(PROBLEM TO SOLVE)
Reproduce all of the data below without alteration; exclude every picture.

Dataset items

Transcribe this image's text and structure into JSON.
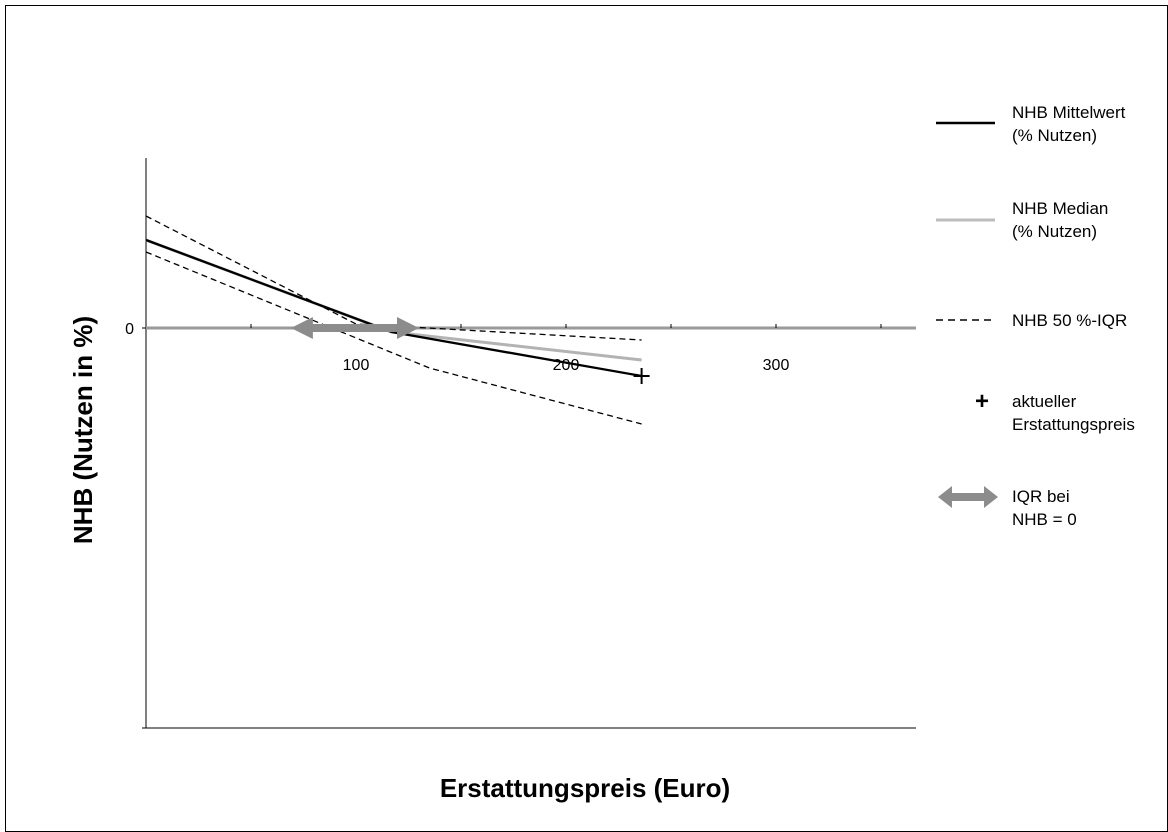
{
  "chart_data": {
    "type": "line",
    "xlabel": "Erstattungspreis (Euro)",
    "ylabel": "NHB (Nutzen in %)",
    "x_ticks": [
      100,
      200,
      300
    ],
    "y_ticks": [
      0
    ],
    "xlim": [
      0,
      340
    ],
    "grid": false,
    "legend_position": "right",
    "series": [
      {
        "name": "NHB Mittelwert (% Nutzen)",
        "style": "solid",
        "color": "#000000",
        "x": [
          0,
          117,
          236
        ],
        "y": [
          0.22,
          -0.01,
          -0.12
        ]
      },
      {
        "name": "NHB Median (% Nutzen)",
        "style": "solid",
        "color": "#b3b3b3",
        "x": [
          0,
          117,
          236
        ],
        "y": [
          0.22,
          -0.01,
          -0.08
        ]
      },
      {
        "name": "NHB 50 %-IQR",
        "style": "dashed",
        "color": "#000000",
        "x": [
          0,
          100,
          236
        ],
        "y": [
          0.28,
          0.01,
          -0.03
        ]
      },
      {
        "name": "NHB 50 %-IQR",
        "style": "dashed",
        "color": "#000000",
        "x": [
          0,
          135,
          236
        ],
        "y": [
          0.19,
          -0.1,
          -0.24
        ]
      }
    ],
    "current_price": {
      "x": 236,
      "y": -0.12
    },
    "iqr_at_zero": {
      "x_start": 69,
      "x_end": 130,
      "y": 0,
      "color": "#8c8c8c"
    }
  },
  "legend": {
    "mean": {
      "line1": "NHB Mittelwert",
      "line2": "(% Nutzen)"
    },
    "median": {
      "line1": "NHB Median",
      "line2": "(% Nutzen)"
    },
    "iqr": {
      "line1": "NHB 50 %-IQR"
    },
    "price": {
      "symbol": "+",
      "line1": "aktueller",
      "line2": "Erstattungspreis"
    },
    "arrow": {
      "line1": "IQR bei",
      "line2": "NHB = 0"
    }
  }
}
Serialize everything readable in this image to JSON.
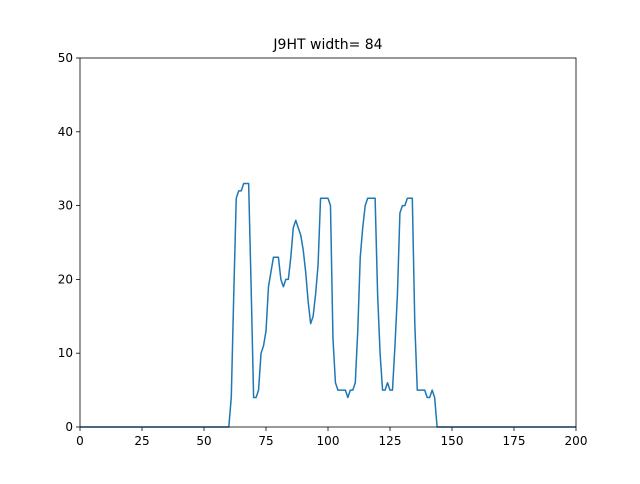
{
  "chart_data": {
    "type": "line",
    "title": "J9HT width= 84",
    "x": [
      0,
      1,
      2,
      3,
      4,
      5,
      6,
      7,
      8,
      9,
      10,
      11,
      12,
      13,
      14,
      15,
      16,
      17,
      18,
      19,
      20,
      21,
      22,
      23,
      24,
      25,
      26,
      27,
      28,
      29,
      30,
      31,
      32,
      33,
      34,
      35,
      36,
      37,
      38,
      39,
      40,
      41,
      42,
      43,
      44,
      45,
      46,
      47,
      48,
      49,
      50,
      51,
      52,
      53,
      54,
      55,
      56,
      57,
      58,
      59,
      60,
      61,
      62,
      63,
      64,
      65,
      66,
      67,
      68,
      69,
      70,
      71,
      72,
      73,
      74,
      75,
      76,
      77,
      78,
      79,
      80,
      81,
      82,
      83,
      84,
      85,
      86,
      87,
      88,
      89,
      90,
      91,
      92,
      93,
      94,
      95,
      96,
      97,
      98,
      99,
      100,
      101,
      102,
      103,
      104,
      105,
      106,
      107,
      108,
      109,
      110,
      111,
      112,
      113,
      114,
      115,
      116,
      117,
      118,
      119,
      120,
      121,
      122,
      123,
      124,
      125,
      126,
      127,
      128,
      129,
      130,
      131,
      132,
      133,
      134,
      135,
      136,
      137,
      138,
      139,
      140,
      141,
      142,
      143,
      144,
      145,
      146,
      147,
      148,
      149,
      150,
      151,
      152,
      153,
      154,
      155,
      156,
      157,
      158,
      159,
      160,
      161,
      162,
      163,
      164,
      165,
      166,
      167,
      168,
      169,
      170,
      171,
      172,
      173,
      174,
      175,
      176,
      177,
      178,
      179,
      180,
      181,
      182,
      183,
      184,
      185,
      186,
      187,
      188,
      189,
      190,
      191,
      192,
      193,
      194,
      195,
      196,
      197,
      198,
      199,
      200
    ],
    "series": [
      {
        "color": "#1f77b4",
        "values": [
          0,
          0,
          0,
          0,
          0,
          0,
          0,
          0,
          0,
          0,
          0,
          0,
          0,
          0,
          0,
          0,
          0,
          0,
          0,
          0,
          0,
          0,
          0,
          0,
          0,
          0,
          0,
          0,
          0,
          0,
          0,
          0,
          0,
          0,
          0,
          0,
          0,
          0,
          0,
          0,
          0,
          0,
          0,
          0,
          0,
          0,
          0,
          0,
          0,
          0,
          0,
          0,
          0,
          0,
          0,
          0,
          0,
          0,
          0,
          0,
          0,
          4,
          18,
          31,
          32,
          32,
          33,
          33,
          33,
          19,
          4,
          4,
          5,
          10,
          11,
          13,
          19,
          21,
          23,
          23,
          23,
          20,
          19,
          20,
          20,
          23,
          27,
          28,
          27,
          26,
          24,
          21,
          17,
          14,
          15,
          18,
          22,
          31,
          31,
          31,
          31,
          30,
          12,
          6,
          5,
          5,
          5,
          5,
          4,
          5,
          5,
          6,
          13,
          23,
          27,
          30,
          31,
          31,
          31,
          31,
          18,
          10,
          5,
          5,
          6,
          5,
          5,
          11,
          18,
          29,
          30,
          30,
          31,
          31,
          31,
          14,
          5,
          5,
          5,
          5,
          4,
          4,
          5,
          4,
          0,
          0,
          0,
          0,
          0,
          0,
          0,
          0,
          0,
          0,
          0,
          0,
          0,
          0,
          0,
          0,
          0,
          0,
          0,
          0,
          0,
          0,
          0,
          0,
          0,
          0,
          0,
          0,
          0,
          0,
          0,
          0,
          0,
          0,
          0,
          0,
          0,
          0,
          0,
          0,
          0,
          0,
          0,
          0,
          0,
          0,
          0,
          0,
          0,
          0,
          0,
          0,
          0,
          0,
          0,
          0,
          0
        ]
      }
    ],
    "xlim": [
      0,
      200
    ],
    "xticks": [
      0,
      25,
      50,
      75,
      100,
      125,
      150,
      175,
      200
    ],
    "ylim": [
      0,
      50
    ],
    "yticks": [
      0,
      10,
      20,
      30,
      40,
      50
    ],
    "grid": false
  }
}
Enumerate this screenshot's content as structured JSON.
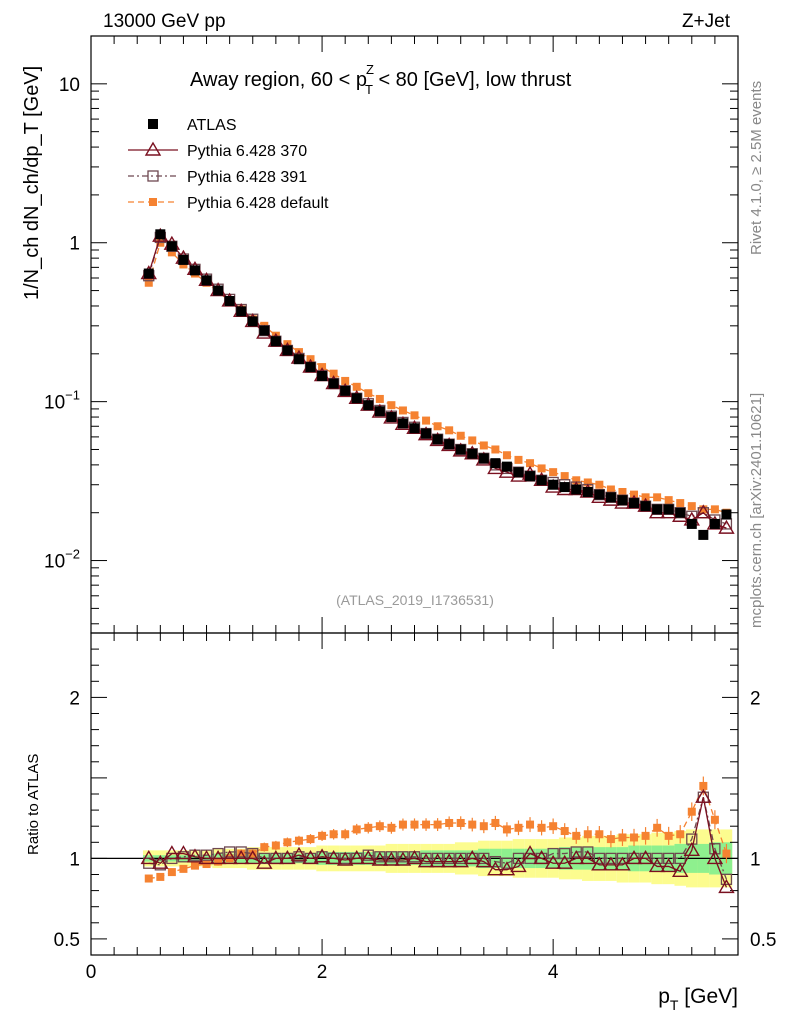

(ANSWER TO THIS PROBLEM)
Transcribe this image's text and structure into JSON.
{
  "chart_data": {
    "type": "line",
    "xlabel": "Erstattungspreis (Euro)",
    "ylabel": "NHB (Nutzen in %)",
    "x_ticks": [
      100,
      200,
      300
    ],
    "y_ticks": [
      0
    ],
    "xlim": [
      0,
      340
    ],
    "grid": false,
    "legend_position": "right",
    "series": [
      {
        "name": "NHB Mittelwert (% Nutzen)",
        "style": "solid",
        "color": "#000000",
        "x": [
          0,
          117,
          236
        ],
        "y": [
          0.22,
          -0.01,
          -0.12
        ]
      },
      {
        "name": "NHB Median (% Nutzen)",
        "style": "solid",
        "color": "#b3b3b3",
        "x": [
          0,
          117,
          236
        ],
        "y": [
          0.22,
          -0.01,
          -0.08
        ]
      },
      {
        "name": "NHB 50 %-IQR",
        "style": "dashed",
        "color": "#000000",
        "x": [
          0,
          100,
          236
        ],
        "y": [
          0.28,
          0.01,
          -0.03
        ]
      },
      {
        "name": "NHB 50 %-IQR",
        "style": "dashed",
        "color": "#000000",
        "x": [
          0,
          135,
          236
        ],
        "y": [
          0.19,
          -0.1,
          -0.24
        ]
      }
    ],
    "current_price": {
      "x": 236,
      "y": -0.12
    },
    "iqr_at_zero": {
      "x_start": 69,
      "x_end": 130,
      "y": 0,
      "color": "#8c8c8c"
    }
  },
  "legend": {
    "mean": {
      "line1": "NHB Mittelwert",
      "line2": "(% Nutzen)"
    },
    "median": {
      "line1": "NHB Median",
      "line2": "(% Nutzen)"
    },
    "iqr": {
      "line1": "NHB 50 %-IQR"
    },
    "price": {
      "symbol": "+",
      "line1": "aktueller",
      "line2": "Erstattungspreis"
    },
    "arrow": {
      "line1": "IQR bei",
      "line2": "NHB = 0"
    }
  }
}
Serialize everything readable in this image to JSON.
{
  "chart_data": {
    "type": "line",
    "title": "J9HT width= 84",
    "x": [
      0,
      1,
      2,
      3,
      4,
      5,
      6,
      7,
      8,
      9,
      10,
      11,
      12,
      13,
      14,
      15,
      16,
      17,
      18,
      19,
      20,
      21,
      22,
      23,
      24,
      25,
      26,
      27,
      28,
      29,
      30,
      31,
      32,
      33,
      34,
      35,
      36,
      37,
      38,
      39,
      40,
      41,
      42,
      43,
      44,
      45,
      46,
      47,
      48,
      49,
      50,
      51,
      52,
      53,
      54,
      55,
      56,
      57,
      58,
      59,
      60,
      61,
      62,
      63,
      64,
      65,
      66,
      67,
      68,
      69,
      70,
      71,
      72,
      73,
      74,
      75,
      76,
      77,
      78,
      79,
      80,
      81,
      82,
      83,
      84,
      85,
      86,
      87,
      88,
      89,
      90,
      91,
      92,
      93,
      94,
      95,
      96,
      97,
      98,
      99,
      100,
      101,
      102,
      103,
      104,
      105,
      106,
      107,
      108,
      109,
      110,
      111,
      112,
      113,
      114,
      115,
      116,
      117,
      118,
      119,
      120,
      121,
      122,
      123,
      124,
      125,
      126,
      127,
      128,
      129,
      130,
      131,
      132,
      133,
      134,
      135,
      136,
      137,
      138,
      139,
      140,
      141,
      142,
      143,
      144,
      145,
      146,
      147,
      148,
      149,
      150,
      151,
      152,
      153,
      154,
      155,
      156,
      157,
      158,
      159,
      160,
      161,
      162,
      163,
      164,
      165,
      166,
      167,
      168,
      169,
      170,
      171,
      172,
      173,
      174,
      175,
      176,
      177,
      178,
      179,
      180,
      181,
      182,
      183,
      184,
      185,
      186,
      187,
      188,
      189,
      190,
      191,
      192,
      193,
      194,
      195,
      196,
      197,
      198,
      199,
      200
    ],
    "series": [
      {
        "color": "#1f77b4",
        "values": [
          0,
          0,
          0,
          0,
          0,
          0,
          0,
          0,
          0,
          0,
          0,
          0,
          0,
          0,
          0,
          0,
          0,
          0,
          0,
          0,
          0,
          0,
          0,
          0,
          0,
          0,
          0,
          0,
          0,
          0,
          0,
          0,
          0,
          0,
          0,
          0,
          0,
          0,
          0,
          0,
          0,
          0,
          0,
          0,
          0,
          0,
          0,
          0,
          0,
          0,
          0,
          0,
          0,
          0,
          0,
          0,
          0,
          0,
          0,
          0,
          0,
          4,
          18,
          31,
          32,
          32,
          33,
          33,
          33,
          19,
          4,
          4,
          5,
          10,
          11,
          13,
          19,
          21,
          23,
          23,
          23,
          20,
          19,
          20,
          20,
          23,
          27,
          28,
          27,
          26,
          24,
          21,
          17,
          14,
          15,
          18,
          22,
          31,
          31,
          31,
          31,
          30,
          12,
          6,
          5,
          5,
          5,
          5,
          4,
          5,
          5,
          6,
          13,
          23,
          27,
          30,
          31,
          31,
          31,
          31,
          18,
          10,
          5,
          5,
          6,
          5,
          5,
          11,
          18,
          29,
          30,
          30,
          31,
          31,
          31,
          14,
          5,
          5,
          5,
          5,
          4,
          4,
          5,
          4,
          0,
          0,
          0,
          0,
          0,
          0,
          0,
          0,
          0,
          0,
          0,
          0,
          0,
          0,
          0,
          0,
          0,
          0,
          0,
          0,
          0,
          0,
          0,
          0,
          0,
          0,
          0,
          0,
          0,
          0,
          0,
          0,
          0,
          0,
          0,
          0,
          0,
          0,
          0,
          0,
          0,
          0,
          0,
          0,
          0,
          0,
          0,
          0,
          0,
          0,
          0,
          0,
          0,
          0,
          0,
          0,
          0
        ]
      }
    ],
    "xlim": [
      0,
      200
    ],
    "xticks": [
      0,
      25,
      50,
      75,
      100,
      125,
      150,
      175,
      200
    ],
    "ylim": [
      0,
      50
    ],
    "yticks": [
      0,
      10,
      20,
      30,
      40,
      50
    ],
    "grid": false
  }
}
Enumerate this screenshot's content as structured JSON.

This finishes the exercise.